[BEGIN Exercise inputs]
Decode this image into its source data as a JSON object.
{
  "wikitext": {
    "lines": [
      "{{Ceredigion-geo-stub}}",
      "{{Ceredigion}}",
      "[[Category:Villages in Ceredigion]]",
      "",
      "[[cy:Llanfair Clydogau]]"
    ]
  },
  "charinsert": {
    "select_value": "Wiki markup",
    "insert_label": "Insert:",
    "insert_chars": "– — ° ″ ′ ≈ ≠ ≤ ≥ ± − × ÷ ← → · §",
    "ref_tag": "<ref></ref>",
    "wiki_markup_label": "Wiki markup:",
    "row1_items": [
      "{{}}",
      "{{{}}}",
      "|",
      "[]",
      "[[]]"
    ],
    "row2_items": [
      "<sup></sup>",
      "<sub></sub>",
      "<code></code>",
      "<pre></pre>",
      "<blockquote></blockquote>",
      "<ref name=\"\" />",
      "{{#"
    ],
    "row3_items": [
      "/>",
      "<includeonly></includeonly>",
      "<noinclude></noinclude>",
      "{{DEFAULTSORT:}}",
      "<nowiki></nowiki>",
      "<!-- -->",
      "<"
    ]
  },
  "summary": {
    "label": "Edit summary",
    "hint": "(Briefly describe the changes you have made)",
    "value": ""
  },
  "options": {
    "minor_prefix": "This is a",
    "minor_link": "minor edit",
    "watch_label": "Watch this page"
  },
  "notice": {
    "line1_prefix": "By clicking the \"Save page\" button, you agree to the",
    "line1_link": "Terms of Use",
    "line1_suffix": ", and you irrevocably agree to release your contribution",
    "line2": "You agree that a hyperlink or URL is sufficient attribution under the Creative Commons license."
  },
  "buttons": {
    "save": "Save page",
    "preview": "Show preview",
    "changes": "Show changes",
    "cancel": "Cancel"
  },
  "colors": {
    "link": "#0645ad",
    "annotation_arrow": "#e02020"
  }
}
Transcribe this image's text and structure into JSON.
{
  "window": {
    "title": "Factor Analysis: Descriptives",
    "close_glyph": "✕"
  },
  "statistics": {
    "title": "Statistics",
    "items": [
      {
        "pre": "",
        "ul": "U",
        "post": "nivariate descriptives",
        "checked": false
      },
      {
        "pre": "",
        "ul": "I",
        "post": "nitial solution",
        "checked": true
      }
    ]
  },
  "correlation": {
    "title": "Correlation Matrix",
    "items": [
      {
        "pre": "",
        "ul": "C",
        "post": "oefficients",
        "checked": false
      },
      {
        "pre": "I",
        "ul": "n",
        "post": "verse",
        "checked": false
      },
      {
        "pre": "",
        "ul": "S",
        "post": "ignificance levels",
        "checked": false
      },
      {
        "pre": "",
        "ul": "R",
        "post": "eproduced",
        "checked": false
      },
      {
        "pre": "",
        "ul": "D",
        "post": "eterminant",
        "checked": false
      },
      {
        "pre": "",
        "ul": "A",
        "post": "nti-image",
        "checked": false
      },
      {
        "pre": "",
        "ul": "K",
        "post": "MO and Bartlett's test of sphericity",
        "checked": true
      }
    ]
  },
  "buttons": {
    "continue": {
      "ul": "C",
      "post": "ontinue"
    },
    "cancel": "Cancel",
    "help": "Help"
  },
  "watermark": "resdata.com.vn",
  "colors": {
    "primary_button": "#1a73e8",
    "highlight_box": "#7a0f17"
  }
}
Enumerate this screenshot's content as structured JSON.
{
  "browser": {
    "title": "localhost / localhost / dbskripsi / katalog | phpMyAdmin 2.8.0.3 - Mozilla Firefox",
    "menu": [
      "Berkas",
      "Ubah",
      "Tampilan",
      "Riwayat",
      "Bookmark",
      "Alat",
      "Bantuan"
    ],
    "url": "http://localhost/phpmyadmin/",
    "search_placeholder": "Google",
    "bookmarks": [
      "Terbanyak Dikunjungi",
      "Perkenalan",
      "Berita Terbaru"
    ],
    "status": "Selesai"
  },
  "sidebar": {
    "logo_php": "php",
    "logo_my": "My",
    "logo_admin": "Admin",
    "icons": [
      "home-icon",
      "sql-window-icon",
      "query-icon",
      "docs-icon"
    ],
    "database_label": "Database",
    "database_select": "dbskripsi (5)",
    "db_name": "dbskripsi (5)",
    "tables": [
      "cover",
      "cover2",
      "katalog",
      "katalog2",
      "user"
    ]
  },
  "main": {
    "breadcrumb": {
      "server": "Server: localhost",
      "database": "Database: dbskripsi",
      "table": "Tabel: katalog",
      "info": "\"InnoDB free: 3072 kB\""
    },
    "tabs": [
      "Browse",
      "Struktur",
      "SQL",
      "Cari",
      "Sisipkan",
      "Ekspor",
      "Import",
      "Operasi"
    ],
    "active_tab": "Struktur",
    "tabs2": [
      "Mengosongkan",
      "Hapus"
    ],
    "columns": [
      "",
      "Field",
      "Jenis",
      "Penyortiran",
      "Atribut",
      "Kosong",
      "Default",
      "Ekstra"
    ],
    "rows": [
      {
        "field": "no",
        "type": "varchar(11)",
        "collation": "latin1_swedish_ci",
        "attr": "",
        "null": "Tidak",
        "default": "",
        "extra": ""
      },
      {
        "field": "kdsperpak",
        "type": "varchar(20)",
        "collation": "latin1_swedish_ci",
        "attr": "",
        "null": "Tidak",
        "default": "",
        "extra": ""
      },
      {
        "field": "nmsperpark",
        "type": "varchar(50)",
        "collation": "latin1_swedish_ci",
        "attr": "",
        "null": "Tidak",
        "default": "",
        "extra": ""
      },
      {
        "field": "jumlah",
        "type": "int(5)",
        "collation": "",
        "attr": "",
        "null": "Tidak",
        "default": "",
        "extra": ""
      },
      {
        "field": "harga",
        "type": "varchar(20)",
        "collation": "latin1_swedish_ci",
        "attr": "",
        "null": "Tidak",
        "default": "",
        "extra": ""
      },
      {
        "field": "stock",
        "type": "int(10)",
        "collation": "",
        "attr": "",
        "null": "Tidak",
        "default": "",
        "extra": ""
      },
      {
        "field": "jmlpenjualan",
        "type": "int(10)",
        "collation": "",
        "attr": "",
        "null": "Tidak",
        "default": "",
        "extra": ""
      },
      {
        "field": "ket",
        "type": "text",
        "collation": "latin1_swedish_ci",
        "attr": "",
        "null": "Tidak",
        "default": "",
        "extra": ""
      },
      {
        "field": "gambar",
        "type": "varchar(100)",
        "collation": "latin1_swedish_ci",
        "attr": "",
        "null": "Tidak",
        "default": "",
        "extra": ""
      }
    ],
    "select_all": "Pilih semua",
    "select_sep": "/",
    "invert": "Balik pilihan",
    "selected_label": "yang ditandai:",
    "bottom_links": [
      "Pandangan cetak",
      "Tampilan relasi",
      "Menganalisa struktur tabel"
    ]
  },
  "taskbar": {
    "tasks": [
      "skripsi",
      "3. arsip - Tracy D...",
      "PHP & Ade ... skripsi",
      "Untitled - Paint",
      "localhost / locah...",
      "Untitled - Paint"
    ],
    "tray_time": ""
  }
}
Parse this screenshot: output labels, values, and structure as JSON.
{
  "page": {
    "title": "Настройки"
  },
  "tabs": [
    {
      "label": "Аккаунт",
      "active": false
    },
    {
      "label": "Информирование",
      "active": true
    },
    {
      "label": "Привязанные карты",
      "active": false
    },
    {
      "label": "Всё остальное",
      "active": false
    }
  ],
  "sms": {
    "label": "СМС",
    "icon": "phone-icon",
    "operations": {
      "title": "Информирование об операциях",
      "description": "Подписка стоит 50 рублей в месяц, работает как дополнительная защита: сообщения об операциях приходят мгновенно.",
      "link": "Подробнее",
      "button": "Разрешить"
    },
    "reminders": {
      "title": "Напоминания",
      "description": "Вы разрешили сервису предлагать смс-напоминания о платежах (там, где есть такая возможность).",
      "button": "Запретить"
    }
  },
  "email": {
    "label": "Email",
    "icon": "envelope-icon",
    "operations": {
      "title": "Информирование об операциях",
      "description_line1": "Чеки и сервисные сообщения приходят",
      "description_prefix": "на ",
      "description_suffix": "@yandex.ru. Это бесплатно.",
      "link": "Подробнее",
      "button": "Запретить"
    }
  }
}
[END Exercise inputs]
**Goal:**
Gather and copy every line of the data in which the string "приходят" is found.

**Full solution:**
      "description": "Подписка стоит 50 рублей в месяц, работает как дополнительная защита: сообщения об операциях приходят мгновенно.",
      "description_line1": "Чеки и сервисные сообщения приходят",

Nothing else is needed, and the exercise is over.